### Supplied records ###

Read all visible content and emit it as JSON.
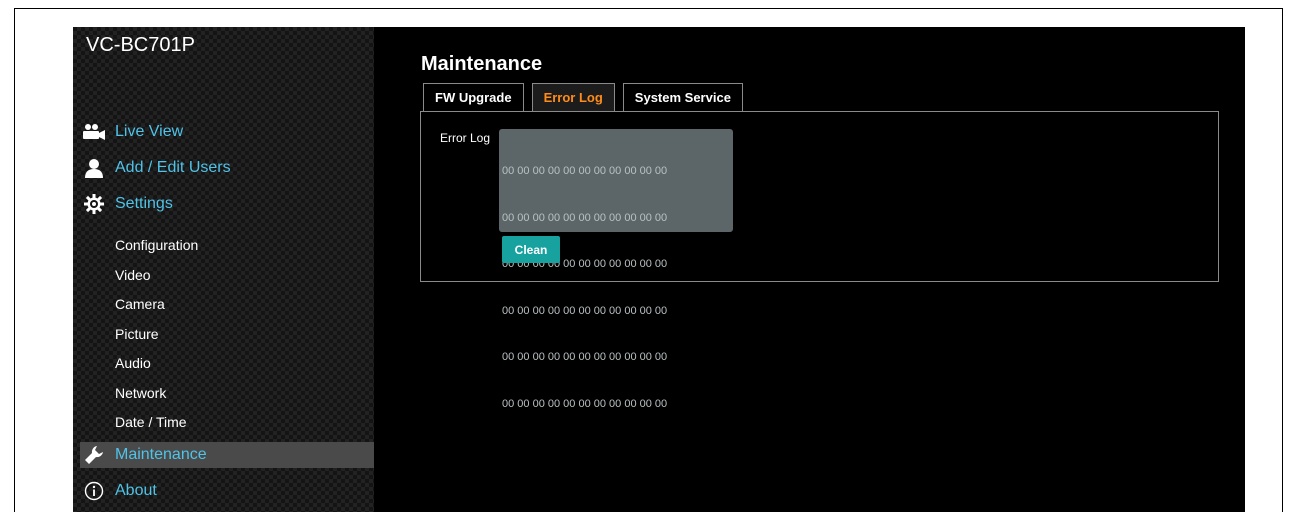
{
  "sidebar": {
    "model": "VC-BC701P",
    "main_items": [
      {
        "label": "Live View",
        "icon": "camera-people-icon"
      },
      {
        "label": "Add / Edit Users",
        "icon": "user-icon"
      },
      {
        "label": "Settings",
        "icon": "gear-icon"
      }
    ],
    "sub_items": [
      {
        "label": "Configuration"
      },
      {
        "label": "Video"
      },
      {
        "label": "Camera"
      },
      {
        "label": "Picture"
      },
      {
        "label": "Audio"
      },
      {
        "label": "Network"
      },
      {
        "label": "Date / Time"
      }
    ],
    "maintenance": {
      "label": "Maintenance",
      "icon": "wrench-icon",
      "active": true
    },
    "about": {
      "label": "About",
      "icon": "info-icon"
    }
  },
  "main": {
    "title": "Maintenance",
    "tabs": [
      {
        "label": "FW Upgrade",
        "active": false
      },
      {
        "label": "Error Log",
        "active": true
      },
      {
        "label": "System Service",
        "active": false
      }
    ],
    "error_log": {
      "label": "Error Log",
      "lines": [
        "00 00 00 00 00 00 00 00 00 00 00",
        "00 00 00 00 00 00 00 00 00 00 00",
        "00 00 00 00 00 00 00 00 00 00 00",
        "00 00 00 00 00 00 00 00 00 00 00",
        "00 00 00 00 00 00 00 00 00 00 00",
        "00 00 00 00 00 00 00 00 00 00 00"
      ],
      "clean_label": "Clean"
    }
  },
  "colors": {
    "accent_blue": "#4fc3e8",
    "active_tab": "#ff8c1a",
    "button_teal": "#17a2a0"
  }
}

###

Quote every record above exactly, leaving out the pictures.

* [Exercise answer]:
Read all visible content and emit it as JSON.
{
  "sidebar": {
    "model": "VC-BC701P",
    "main_items": [
      {
        "label": "Live View",
        "icon": "camera-people-icon"
      },
      {
        "label": "Add / Edit Users",
        "icon": "user-icon"
      },
      {
        "label": "Settings",
        "icon": "gear-icon"
      }
    ],
    "sub_items": [
      {
        "label": "Configuration"
      },
      {
        "label": "Video"
      },
      {
        "label": "Camera"
      },
      {
        "label": "Picture"
      },
      {
        "label": "Audio"
      },
      {
        "label": "Network"
      },
      {
        "label": "Date / Time"
      }
    ],
    "maintenance": {
      "label": "Maintenance",
      "icon": "wrench-icon",
      "active": true
    },
    "about": {
      "label": "About",
      "icon": "info-icon"
    }
  },
  "main": {
    "title": "Maintenance",
    "tabs": [
      {
        "label": "FW Upgrade",
        "active": false
      },
      {
        "label": "Error Log",
        "active": true
      },
      {
        "label": "System Service",
        "active": false
      }
    ],
    "error_log": {
      "label": "Error Log",
      "lines": [
        "00 00 00 00 00 00 00 00 00 00 00",
        "00 00 00 00 00 00 00 00 00 00 00",
        "00 00 00 00 00 00 00 00 00 00 00",
        "00 00 00 00 00 00 00 00 00 00 00",
        "00 00 00 00 00 00 00 00 00 00 00",
        "00 00 00 00 00 00 00 00 00 00 00"
      ],
      "clean_label": "Clean"
    }
  },
  "colors": {
    "accent_blue": "#4fc3e8",
    "active_tab": "#ff8c1a",
    "button_teal": "#17a2a0"
  }
}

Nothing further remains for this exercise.